Wherever the string "comienzo" appears in a line, extract that line.
◆ ◆ ◆ ◆
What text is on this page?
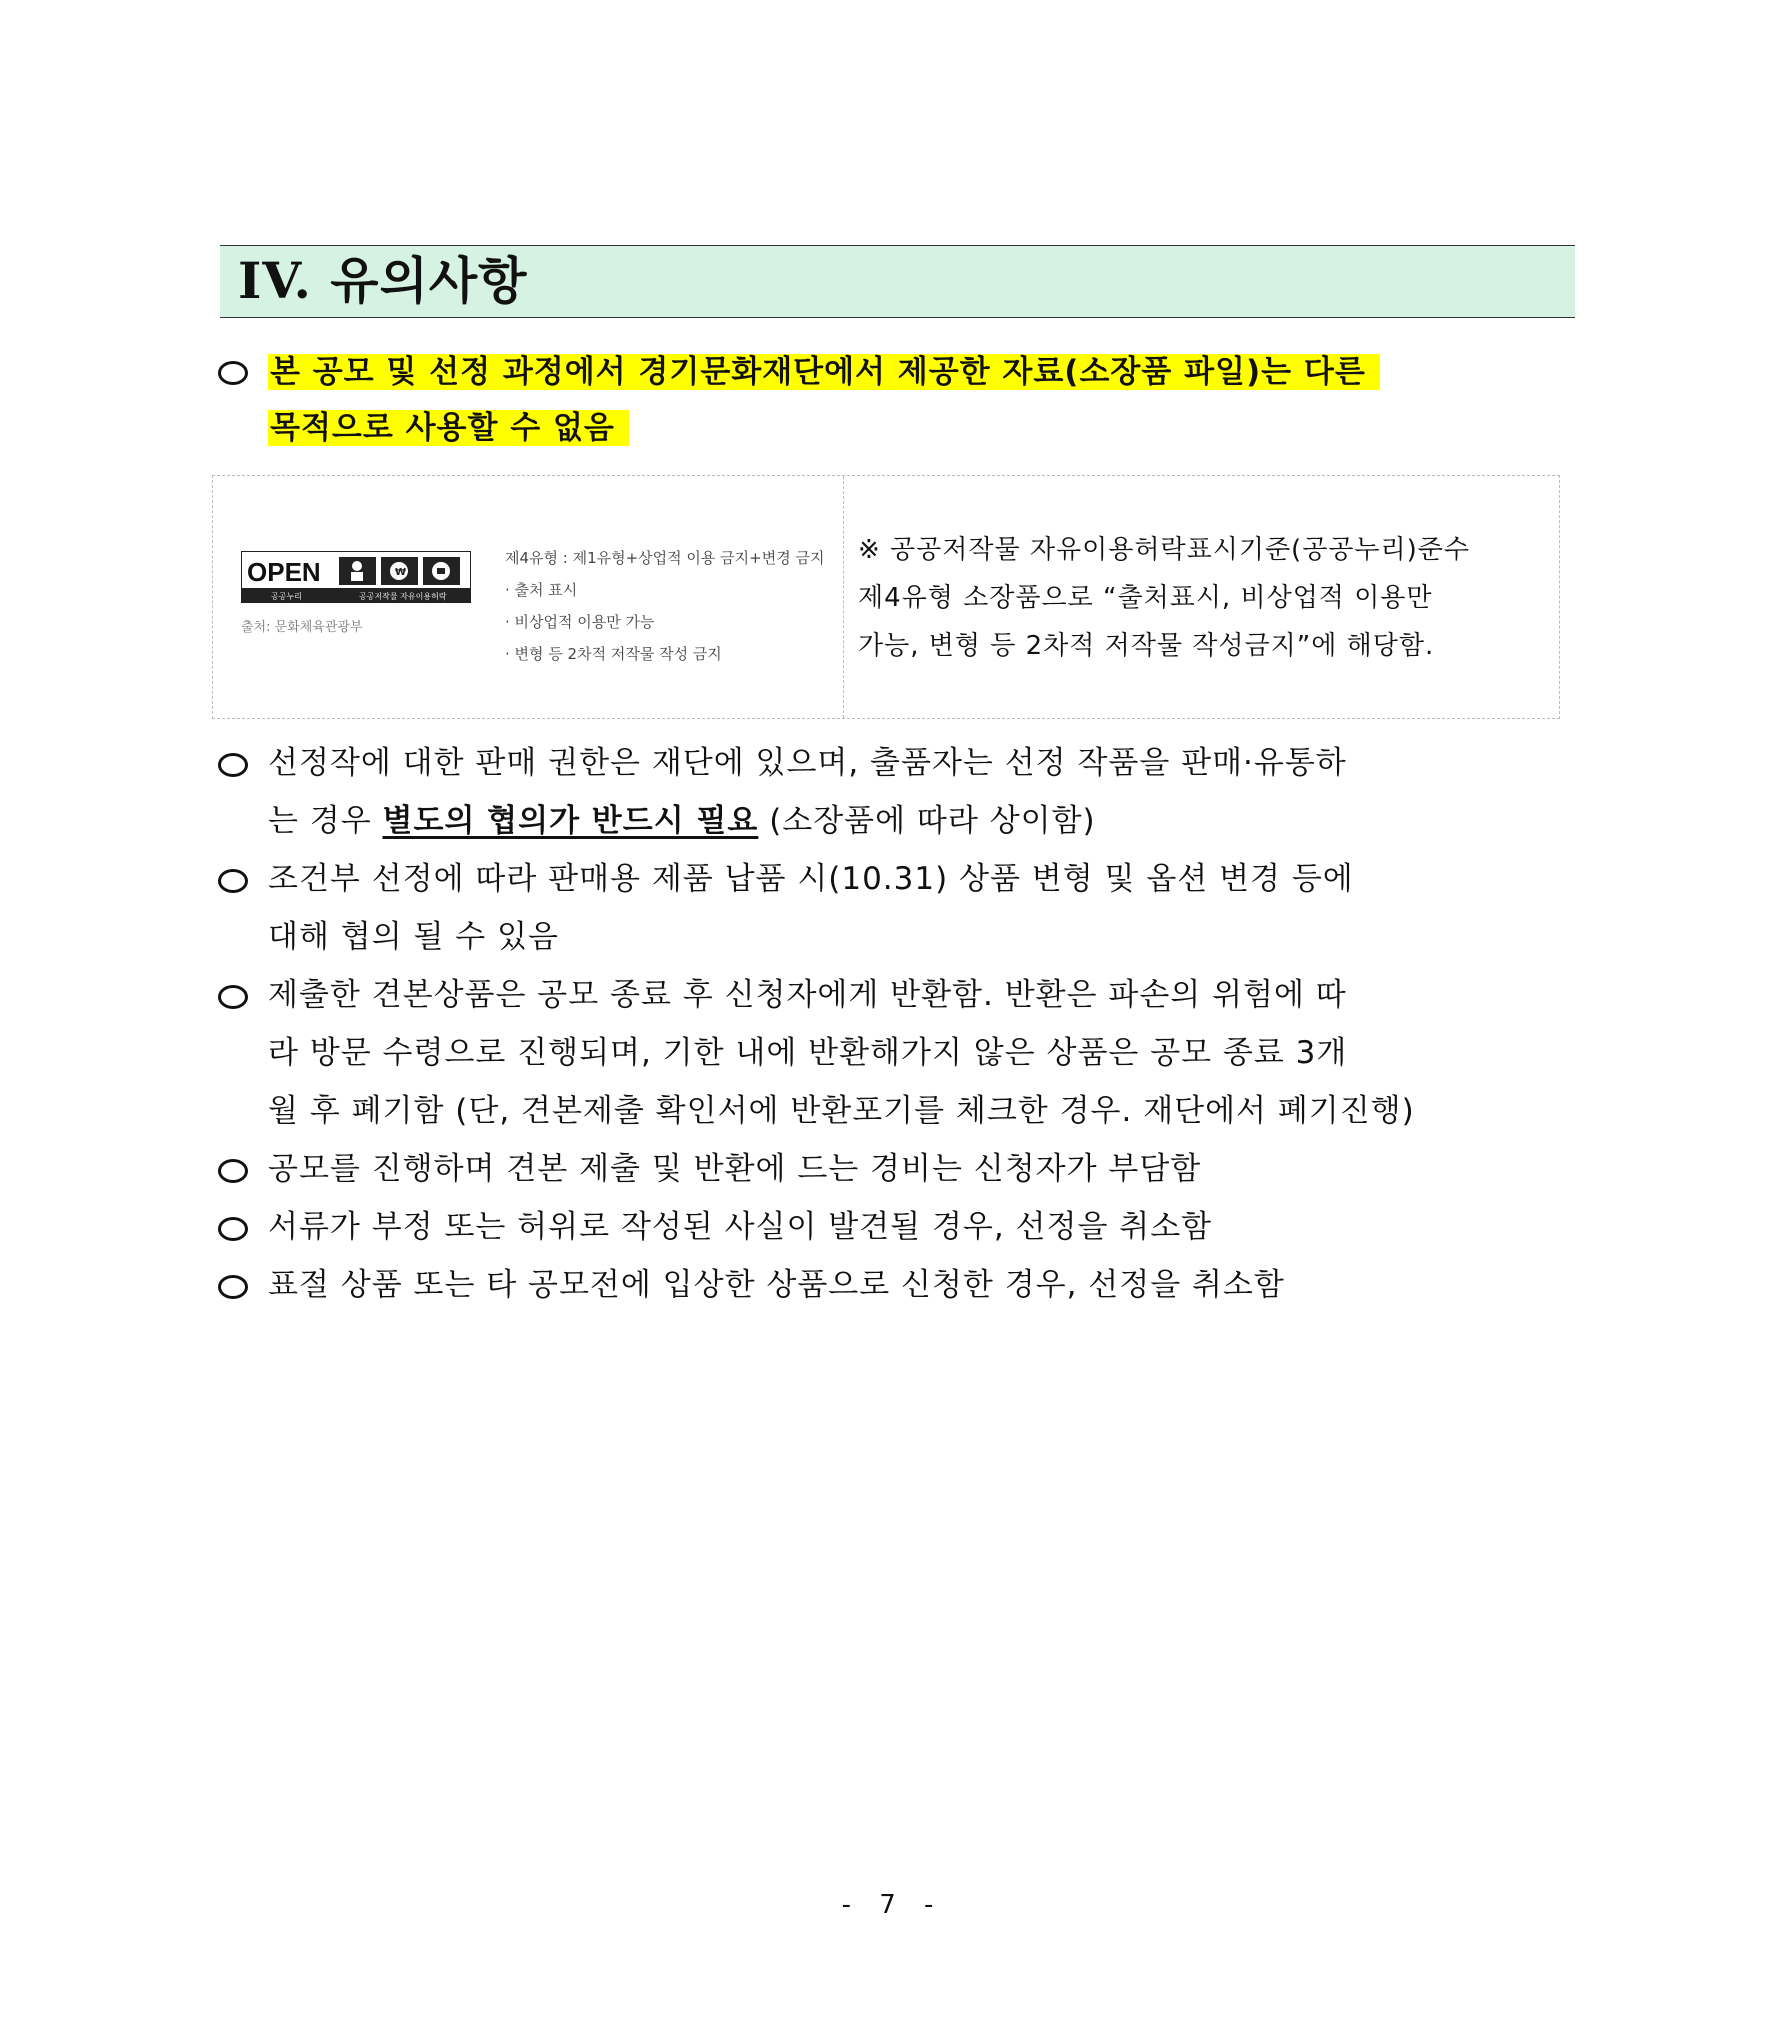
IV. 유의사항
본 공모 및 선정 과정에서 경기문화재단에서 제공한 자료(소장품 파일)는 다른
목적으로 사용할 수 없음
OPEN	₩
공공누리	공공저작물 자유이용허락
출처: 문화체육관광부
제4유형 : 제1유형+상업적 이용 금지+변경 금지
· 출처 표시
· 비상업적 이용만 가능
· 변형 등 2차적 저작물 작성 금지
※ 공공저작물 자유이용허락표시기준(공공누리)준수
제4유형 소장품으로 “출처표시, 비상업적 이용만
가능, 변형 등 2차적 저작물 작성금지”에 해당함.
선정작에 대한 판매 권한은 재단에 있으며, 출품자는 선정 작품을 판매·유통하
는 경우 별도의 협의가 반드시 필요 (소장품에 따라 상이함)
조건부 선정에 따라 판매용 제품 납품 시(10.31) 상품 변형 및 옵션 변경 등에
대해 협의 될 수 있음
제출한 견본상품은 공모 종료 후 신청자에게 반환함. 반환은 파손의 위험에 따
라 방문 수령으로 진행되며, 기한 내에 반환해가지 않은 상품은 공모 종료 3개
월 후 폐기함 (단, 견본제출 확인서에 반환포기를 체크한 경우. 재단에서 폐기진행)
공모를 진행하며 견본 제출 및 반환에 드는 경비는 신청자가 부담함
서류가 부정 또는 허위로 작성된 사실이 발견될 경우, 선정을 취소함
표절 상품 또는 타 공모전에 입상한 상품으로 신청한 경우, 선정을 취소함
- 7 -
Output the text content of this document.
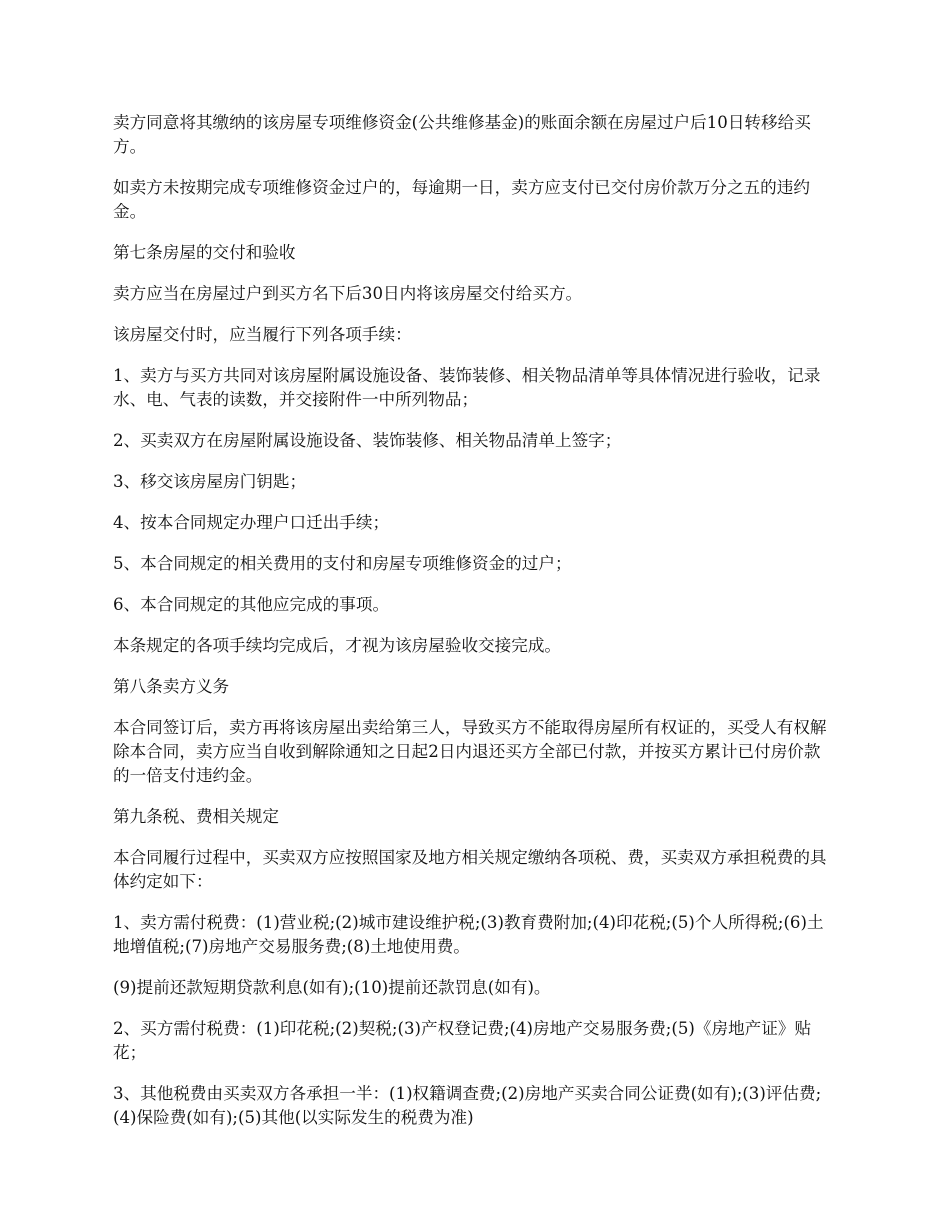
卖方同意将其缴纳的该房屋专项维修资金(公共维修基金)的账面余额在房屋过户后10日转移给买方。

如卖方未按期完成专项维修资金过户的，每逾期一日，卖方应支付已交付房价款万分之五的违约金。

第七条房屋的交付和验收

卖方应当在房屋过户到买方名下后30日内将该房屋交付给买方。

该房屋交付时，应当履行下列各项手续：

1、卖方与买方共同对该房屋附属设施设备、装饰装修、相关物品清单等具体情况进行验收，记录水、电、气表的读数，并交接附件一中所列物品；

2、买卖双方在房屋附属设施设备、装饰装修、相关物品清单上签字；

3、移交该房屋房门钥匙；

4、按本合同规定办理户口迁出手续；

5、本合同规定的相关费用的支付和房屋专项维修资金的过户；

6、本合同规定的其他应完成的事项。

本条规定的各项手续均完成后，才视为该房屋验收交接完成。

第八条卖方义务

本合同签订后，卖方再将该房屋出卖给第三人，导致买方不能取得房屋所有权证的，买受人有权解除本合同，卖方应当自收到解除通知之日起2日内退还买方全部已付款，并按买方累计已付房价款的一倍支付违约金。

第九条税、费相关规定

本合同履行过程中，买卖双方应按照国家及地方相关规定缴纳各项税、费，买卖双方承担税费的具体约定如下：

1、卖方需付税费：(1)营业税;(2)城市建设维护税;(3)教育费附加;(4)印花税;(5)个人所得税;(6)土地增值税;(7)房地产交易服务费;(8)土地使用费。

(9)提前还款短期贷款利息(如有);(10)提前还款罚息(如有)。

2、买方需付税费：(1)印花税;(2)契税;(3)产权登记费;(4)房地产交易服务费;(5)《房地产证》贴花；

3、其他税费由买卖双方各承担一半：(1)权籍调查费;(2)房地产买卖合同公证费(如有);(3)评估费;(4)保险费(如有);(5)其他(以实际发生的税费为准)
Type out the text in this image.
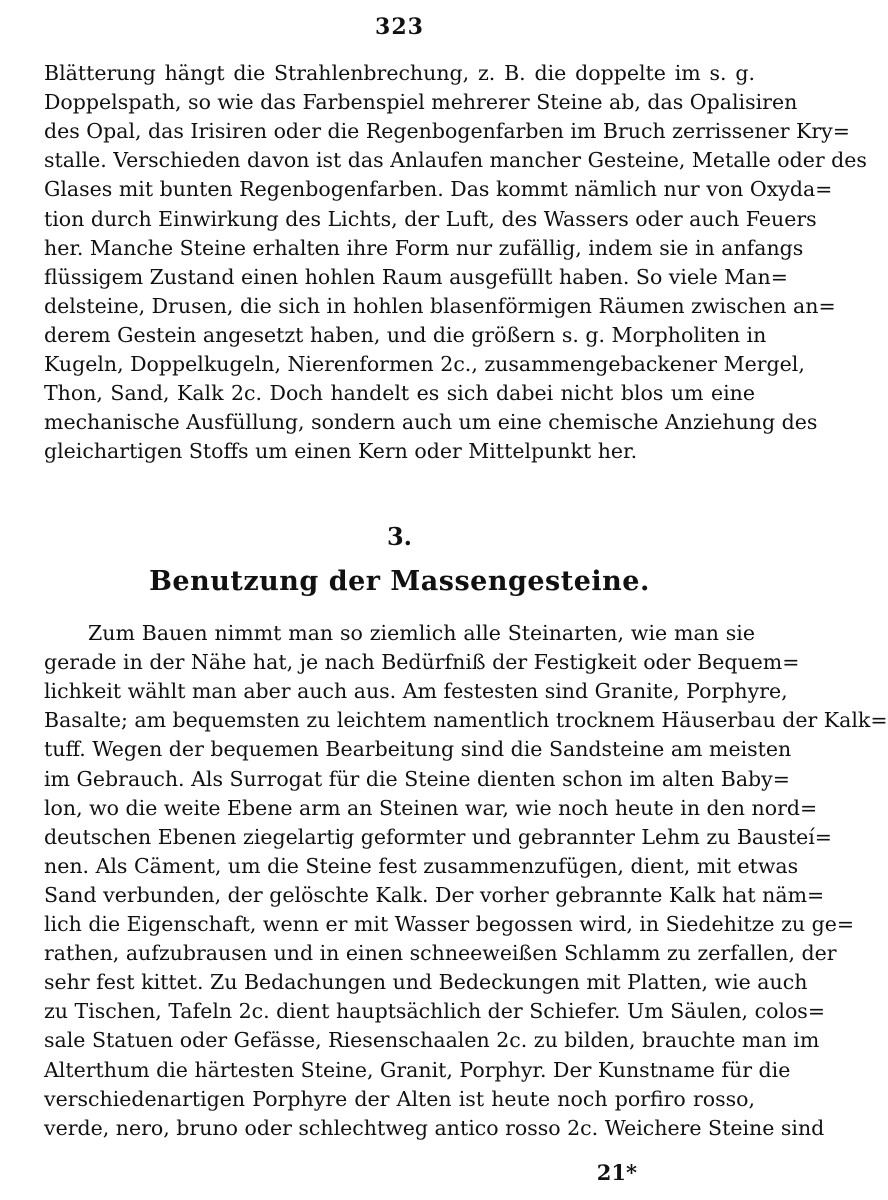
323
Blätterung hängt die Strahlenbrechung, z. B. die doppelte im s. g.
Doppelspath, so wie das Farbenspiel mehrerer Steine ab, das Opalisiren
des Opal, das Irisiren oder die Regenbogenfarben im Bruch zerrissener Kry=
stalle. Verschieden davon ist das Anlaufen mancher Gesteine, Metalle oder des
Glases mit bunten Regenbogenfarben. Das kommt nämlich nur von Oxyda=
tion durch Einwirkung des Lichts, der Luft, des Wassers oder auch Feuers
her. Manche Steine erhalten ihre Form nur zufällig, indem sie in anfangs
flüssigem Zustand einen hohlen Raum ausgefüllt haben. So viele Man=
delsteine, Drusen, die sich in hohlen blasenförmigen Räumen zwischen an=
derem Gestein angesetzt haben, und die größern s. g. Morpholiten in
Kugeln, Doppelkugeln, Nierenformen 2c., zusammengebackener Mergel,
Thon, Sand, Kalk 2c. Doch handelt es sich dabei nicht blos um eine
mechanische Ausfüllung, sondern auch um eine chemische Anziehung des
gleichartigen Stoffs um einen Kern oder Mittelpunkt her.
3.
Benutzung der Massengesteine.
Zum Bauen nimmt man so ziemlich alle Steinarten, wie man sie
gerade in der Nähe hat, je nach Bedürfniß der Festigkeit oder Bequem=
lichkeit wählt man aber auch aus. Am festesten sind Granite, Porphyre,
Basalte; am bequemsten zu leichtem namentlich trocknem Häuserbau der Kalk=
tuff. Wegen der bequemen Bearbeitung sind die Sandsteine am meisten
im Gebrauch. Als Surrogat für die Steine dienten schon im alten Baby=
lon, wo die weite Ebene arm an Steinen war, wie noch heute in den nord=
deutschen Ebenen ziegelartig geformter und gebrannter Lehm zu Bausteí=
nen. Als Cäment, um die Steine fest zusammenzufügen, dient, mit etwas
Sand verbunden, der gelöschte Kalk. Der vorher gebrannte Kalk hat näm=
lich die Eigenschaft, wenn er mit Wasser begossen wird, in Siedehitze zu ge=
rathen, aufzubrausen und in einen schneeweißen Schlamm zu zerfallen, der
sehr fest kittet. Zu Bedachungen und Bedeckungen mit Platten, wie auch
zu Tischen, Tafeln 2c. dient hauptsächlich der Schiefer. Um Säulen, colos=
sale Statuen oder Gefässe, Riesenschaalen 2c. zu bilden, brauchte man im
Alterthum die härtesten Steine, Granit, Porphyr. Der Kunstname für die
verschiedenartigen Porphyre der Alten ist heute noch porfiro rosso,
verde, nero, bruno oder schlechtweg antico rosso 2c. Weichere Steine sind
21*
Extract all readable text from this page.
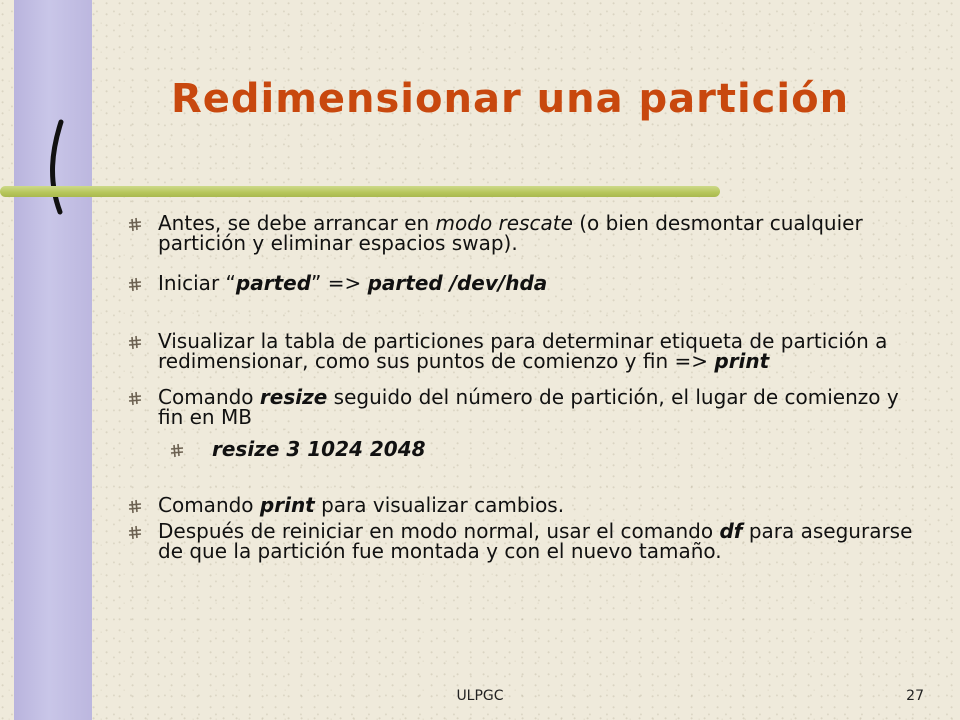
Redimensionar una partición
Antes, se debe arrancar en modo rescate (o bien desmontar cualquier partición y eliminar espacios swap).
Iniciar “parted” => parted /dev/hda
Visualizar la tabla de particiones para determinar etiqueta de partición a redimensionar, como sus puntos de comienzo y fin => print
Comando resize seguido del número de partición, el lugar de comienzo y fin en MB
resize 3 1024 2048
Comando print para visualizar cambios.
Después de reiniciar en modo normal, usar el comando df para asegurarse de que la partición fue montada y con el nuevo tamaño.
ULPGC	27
◆ ◆ ◆ ◆
### Response to the exercise
Visualizar la tabla de particiones para determinar etiqueta de partición a redimensionar, como sus puntos de comienzo y fin => print
Comando resize seguido del número de partición, el lugar de comienzo y fin en MB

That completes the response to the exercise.